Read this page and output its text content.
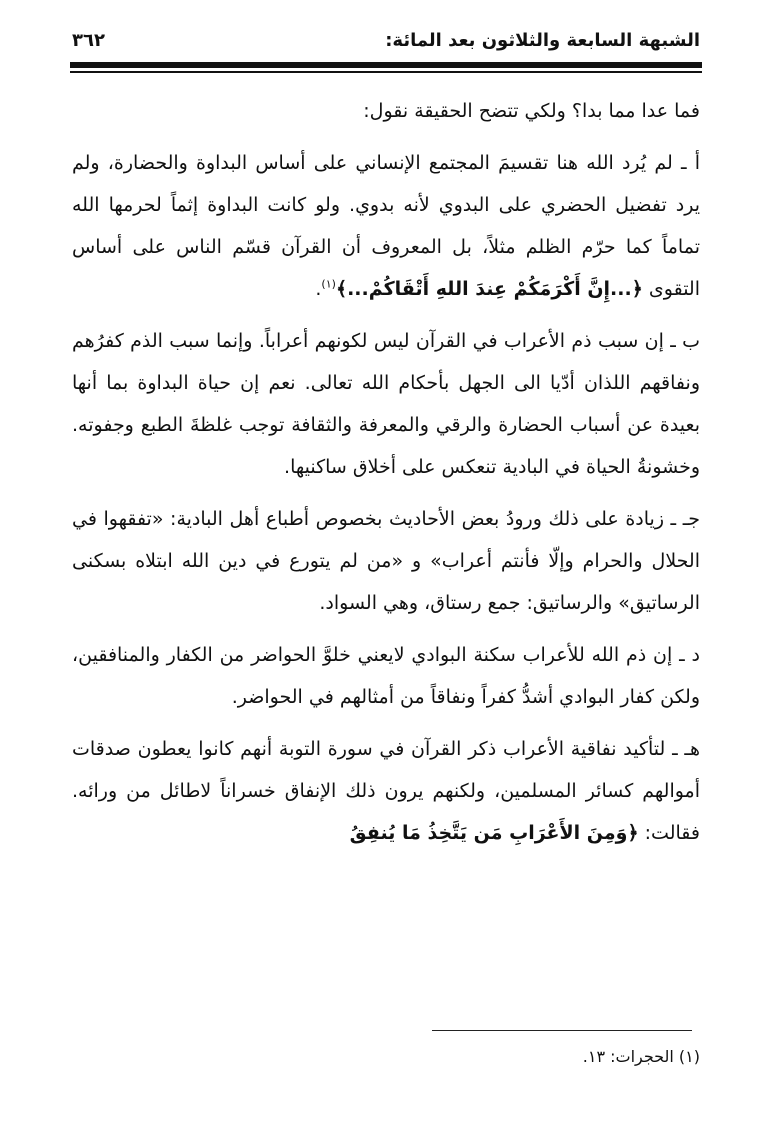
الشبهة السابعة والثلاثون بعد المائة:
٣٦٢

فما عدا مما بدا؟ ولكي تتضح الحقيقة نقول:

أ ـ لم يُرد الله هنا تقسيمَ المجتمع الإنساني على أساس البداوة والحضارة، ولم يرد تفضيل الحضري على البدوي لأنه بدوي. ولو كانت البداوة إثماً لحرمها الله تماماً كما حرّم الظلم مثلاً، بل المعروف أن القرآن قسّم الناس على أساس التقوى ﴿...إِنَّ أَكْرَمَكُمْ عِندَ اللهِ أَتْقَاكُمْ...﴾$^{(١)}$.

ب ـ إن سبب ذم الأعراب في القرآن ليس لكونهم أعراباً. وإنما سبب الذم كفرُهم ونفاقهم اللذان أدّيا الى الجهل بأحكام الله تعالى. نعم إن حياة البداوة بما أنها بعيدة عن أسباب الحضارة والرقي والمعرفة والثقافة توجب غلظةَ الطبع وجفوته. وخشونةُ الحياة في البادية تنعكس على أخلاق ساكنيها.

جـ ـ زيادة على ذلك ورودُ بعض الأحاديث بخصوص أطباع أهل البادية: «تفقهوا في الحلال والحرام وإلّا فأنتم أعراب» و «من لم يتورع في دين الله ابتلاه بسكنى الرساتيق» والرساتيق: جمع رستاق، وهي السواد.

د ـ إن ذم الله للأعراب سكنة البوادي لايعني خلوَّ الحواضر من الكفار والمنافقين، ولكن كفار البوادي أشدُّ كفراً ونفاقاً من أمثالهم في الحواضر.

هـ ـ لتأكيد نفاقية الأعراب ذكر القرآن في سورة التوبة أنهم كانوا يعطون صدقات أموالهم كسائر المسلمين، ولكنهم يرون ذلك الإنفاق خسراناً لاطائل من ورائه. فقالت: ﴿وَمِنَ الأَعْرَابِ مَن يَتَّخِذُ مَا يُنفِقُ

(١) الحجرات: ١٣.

## TASK DETAILS
What comes back should match the records exactly, minus any pictures.

## IN RESPONSE
Read this page and output its text content.
الشبهة السابعة والثلاثون بعد المائة:
٣٦٢

فما عدا مما بدا؟ ولكي تتضح الحقيقة نقول:

أ ـ لم يُرد الله هنا تقسيمَ المجتمع الإنساني على أساس البداوة والحضارة، ولم يرد تفضيل الحضري على البدوي لأنه بدوي. ولو كانت البداوة إثماً لحرمها الله تماماً كما حرّم الظلم مثلاً، بل المعروف أن القرآن قسّم الناس على أساس التقوى ﴿...إِنَّ أَكْرَمَكُمْ عِندَ اللهِ أَتْقَاكُمْ...﴾$^{(١)}$.

ب ـ إن سبب ذم الأعراب في القرآن ليس لكونهم أعراباً. وإنما سبب الذم كفرُهم ونفاقهم اللذان أدّيا الى الجهل بأحكام الله تعالى. نعم إن حياة البداوة بما أنها بعيدة عن أسباب الحضارة والرقي والمعرفة والثقافة توجب غلظةَ الطبع وجفوته. وخشونةُ الحياة في البادية تنعكس على أخلاق ساكنيها.

جـ ـ زيادة على ذلك ورودُ بعض الأحاديث بخصوص أطباع أهل البادية: «تفقهوا في الحلال والحرام وإلّا فأنتم أعراب» و «من لم يتورع في دين الله ابتلاه بسكنى الرساتيق» والرساتيق: جمع رستاق، وهي السواد.

د ـ إن ذم الله للأعراب سكنة البوادي لايعني خلوَّ الحواضر من الكفار والمنافقين، ولكن كفار البوادي أشدُّ كفراً ونفاقاً من أمثالهم في الحواضر.

هـ ـ لتأكيد نفاقية الأعراب ذكر القرآن في سورة التوبة أنهم كانوا يعطون صدقات أموالهم كسائر المسلمين، ولكنهم يرون ذلك الإنفاق خسراناً لاطائل من ورائه. فقالت: ﴿وَمِنَ الأَعْرَابِ مَن يَتَّخِذُ مَا يُنفِقُ

(١) الحجرات: ١٣.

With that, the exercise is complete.